WHAT IS EXPECTED
All entries below are to be set down again, identical to the source.

(Stored data)
————

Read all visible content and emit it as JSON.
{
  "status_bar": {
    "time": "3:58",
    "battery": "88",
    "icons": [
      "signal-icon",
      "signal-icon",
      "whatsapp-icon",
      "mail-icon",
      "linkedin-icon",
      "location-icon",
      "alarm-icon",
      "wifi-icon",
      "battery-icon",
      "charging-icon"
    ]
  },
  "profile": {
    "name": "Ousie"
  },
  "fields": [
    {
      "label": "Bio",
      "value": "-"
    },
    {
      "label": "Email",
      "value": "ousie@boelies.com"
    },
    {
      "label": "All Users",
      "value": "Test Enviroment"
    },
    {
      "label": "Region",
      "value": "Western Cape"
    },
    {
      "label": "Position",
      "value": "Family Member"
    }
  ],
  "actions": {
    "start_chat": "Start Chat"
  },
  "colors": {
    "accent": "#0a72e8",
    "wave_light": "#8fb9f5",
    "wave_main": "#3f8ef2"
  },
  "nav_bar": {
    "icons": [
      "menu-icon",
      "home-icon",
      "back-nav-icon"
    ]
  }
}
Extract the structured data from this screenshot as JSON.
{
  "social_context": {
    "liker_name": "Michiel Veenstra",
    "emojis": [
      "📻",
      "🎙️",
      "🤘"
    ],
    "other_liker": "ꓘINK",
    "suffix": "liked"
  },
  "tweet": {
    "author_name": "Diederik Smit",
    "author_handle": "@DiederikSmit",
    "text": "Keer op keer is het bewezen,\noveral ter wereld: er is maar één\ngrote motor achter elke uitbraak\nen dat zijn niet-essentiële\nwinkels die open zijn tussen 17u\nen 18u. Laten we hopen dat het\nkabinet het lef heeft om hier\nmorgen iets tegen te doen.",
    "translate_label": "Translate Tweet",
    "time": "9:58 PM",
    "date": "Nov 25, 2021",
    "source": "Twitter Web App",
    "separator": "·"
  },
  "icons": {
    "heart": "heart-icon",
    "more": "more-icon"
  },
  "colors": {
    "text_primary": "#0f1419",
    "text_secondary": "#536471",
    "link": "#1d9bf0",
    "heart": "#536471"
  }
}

————

RESPONSE TO THIS EXERCISE
Read all visible content and emit it as JSON.
{
  "status_bar": {
    "time": "3:58",
    "battery": "88",
    "icons": [
      "signal-icon",
      "signal-icon",
      "whatsapp-icon",
      "mail-icon",
      "linkedin-icon",
      "location-icon",
      "alarm-icon",
      "wifi-icon",
      "battery-icon",
      "charging-icon"
    ]
  },
  "profile": {
    "name": "Ousie"
  },
  "fields": [
    {
      "label": "Bio",
      "value": "-"
    },
    {
      "label": "Email",
      "value": "ousie@boelies.com"
    },
    {
      "label": "All Users",
      "value": "Test Enviroment"
    },
    {
      "label": "Region",
      "value": "Western Cape"
    },
    {
      "label": "Position",
      "value": "Family Member"
    }
  ],
  "actions": {
    "start_chat": "Start Chat"
  },
  "colors": {
    "accent": "#0a72e8",
    "wave_light": "#8fb9f5",
    "wave_main": "#3f8ef2"
  },
  "nav_bar": {
    "icons": [
      "menu-icon",
      "home-icon",
      "back-nav-icon"
    ]
  }
}
Extract the structured data from this screenshot as JSON.
{
  "social_context": {
    "liker_name": "Michiel Veenstra",
    "emojis": [
      "📻",
      "🎙️",
      "🤘"
    ],
    "other_liker": "ꓘINK",
    "suffix": "liked"
  },
  "tweet": {
    "author_name": "Diederik Smit",
    "author_handle": "@DiederikSmit",
    "text": "Keer op keer is het bewezen,\noveral ter wereld: er is maar één\ngrote motor achter elke uitbraak\nen dat zijn niet-essentiële\nwinkels die open zijn tussen 17u\nen 18u. Laten we hopen dat het\nkabinet het lef heeft om hier\nmorgen iets tegen te doen.",
    "translate_label": "Translate Tweet",
    "time": "9:58 PM",
    "date": "Nov 25, 2021",
    "source": "Twitter Web App",
    "separator": "·"
  },
  "icons": {
    "heart": "heart-icon",
    "more": "more-icon"
  },
  "colors": {
    "text_primary": "#0f1419",
    "text_secondary": "#536471",
    "link": "#1d9bf0",
    "heart": "#536471"
  }
}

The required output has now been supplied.